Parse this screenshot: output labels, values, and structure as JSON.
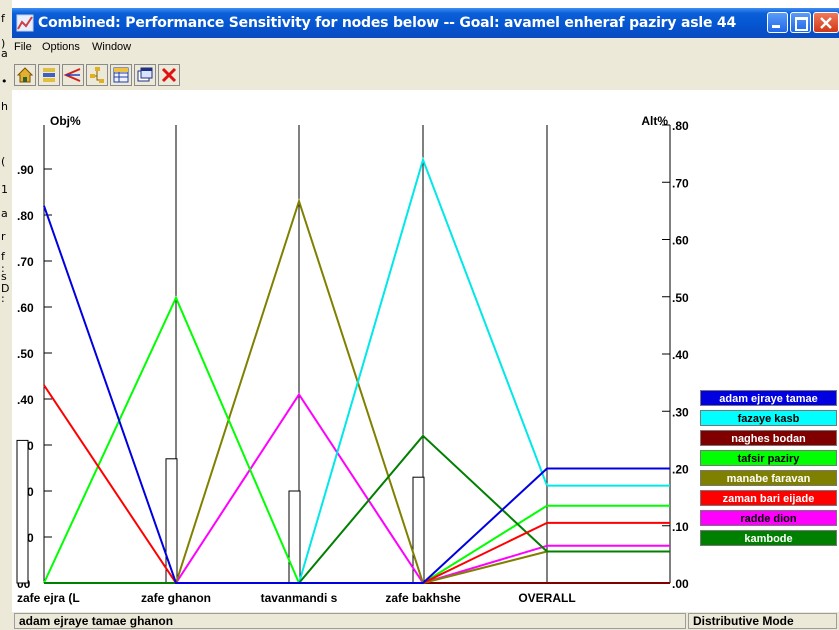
{
  "window": {
    "title": "Combined: Performance Sensitivity for nodes below -- Goal: avamel enheraf paziry asle 44"
  },
  "menu": [
    "File",
    "Options",
    "Window"
  ],
  "toolbar": {
    "buttons": [
      "home-icon",
      "sort-icon",
      "compare-icon",
      "tree-icon",
      "grid-icon",
      "windows-icon",
      "close-red-icon"
    ]
  },
  "background_glyphs": [
    "f",
    ")",
    "a",
    "•",
    "h",
    "(",
    "1",
    "a",
    "r",
    "f",
    ":",
    "s",
    "D",
    ":"
  ],
  "plot": {
    "left_axis_title": "Obj%",
    "right_axis_title": "Alt%",
    "left_ticks": [
      "00",
      ".10",
      ".20",
      ".30",
      ".40",
      ".50",
      ".60",
      ".70",
      ".80",
      ".90"
    ],
    "right_ticks": [
      ".00",
      ".10",
      ".20",
      ".30",
      ".40",
      ".50",
      ".60",
      ".70",
      ".80"
    ],
    "columns": [
      "zafe ejra (L",
      "zafe ghanon",
      "tavanmandi s",
      "zafe bakhshe",
      "OVERALL"
    ]
  },
  "chart_data": {
    "type": "line",
    "title": "",
    "x": [
      "zafe ejra (L",
      "zafe ghanon",
      "tavanmandi s",
      "zafe bakhshe"
    ],
    "objective_bars": {
      "axis": "Obj%",
      "values": [
        0.31,
        0.27,
        0.2,
        0.23
      ],
      "ylim": [
        0,
        1.0
      ]
    },
    "series": [
      {
        "name": "adam ejraye tamae ghanon",
        "color": "#0000e0",
        "values": [
          0.82,
          0.0,
          0.0,
          0.0
        ],
        "overall": 0.2
      },
      {
        "name": "fazaye kasb",
        "color": "#00e8e8",
        "values": [
          0.0,
          0.0,
          0.0,
          0.92
        ],
        "overall": 0.17
      },
      {
        "name": "naghes bodan",
        "color": "#800000",
        "values": [
          0.0,
          0.0,
          0.0,
          0.0
        ],
        "overall": 0.0
      },
      {
        "name": "tafsir paziry",
        "color": "#00ff00",
        "values": [
          0.0,
          0.62,
          0.0,
          0.0
        ],
        "overall": 0.135
      },
      {
        "name": "manabe faravan",
        "color": "#808000",
        "values": [
          0.0,
          0.0,
          0.83,
          0.0
        ],
        "overall": 0.055
      },
      {
        "name": "zaman bari eijade",
        "color": "#ff0000",
        "values": [
          0.43,
          0.0,
          0.0,
          0.0
        ],
        "overall": 0.105
      },
      {
        "name": "radde dion",
        "color": "#ff00ff",
        "values": [
          0.0,
          0.0,
          0.41,
          0.0
        ],
        "overall": 0.065
      },
      {
        "name": "kambode",
        "color": "#008000",
        "values": [
          0.0,
          0.0,
          0.0,
          0.32
        ],
        "overall": 0.055
      }
    ],
    "ylim_left": [
      0,
      1.0
    ],
    "ylim_right": [
      0,
      0.8
    ],
    "ylabel": "Obj%",
    "y2label": "Alt%"
  },
  "legend": [
    {
      "label": "adam ejraye tamae",
      "bg": "#0000e0",
      "fg": "#ffffff"
    },
    {
      "label": "fazaye kasb",
      "bg": "#00ffff",
      "fg": "#000000"
    },
    {
      "label": "naghes bodan",
      "bg": "#800000",
      "fg": "#ffffff"
    },
    {
      "label": "tafsir paziry",
      "bg": "#00ff00",
      "fg": "#000000"
    },
    {
      "label": "manabe faravan",
      "bg": "#808000",
      "fg": "#ffffff"
    },
    {
      "label": "zaman bari eijade",
      "bg": "#ff0000",
      "fg": "#ffffff"
    },
    {
      "label": "radde dion",
      "bg": "#ff00ff",
      "fg": "#000000"
    },
    {
      "label": "kambode",
      "bg": "#008000",
      "fg": "#ffffff"
    }
  ],
  "status": {
    "left": "adam ejraye tamae ghanon",
    "right": "Distributive Mode"
  },
  "colors": {
    "titlebar": "#0554d0",
    "window_bg": "#ece9d8",
    "plot_bg": "#ffffff"
  }
}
----
STATED TASK » How many of these lines contain "tamae"? Write only the number.

THE REPLY » 3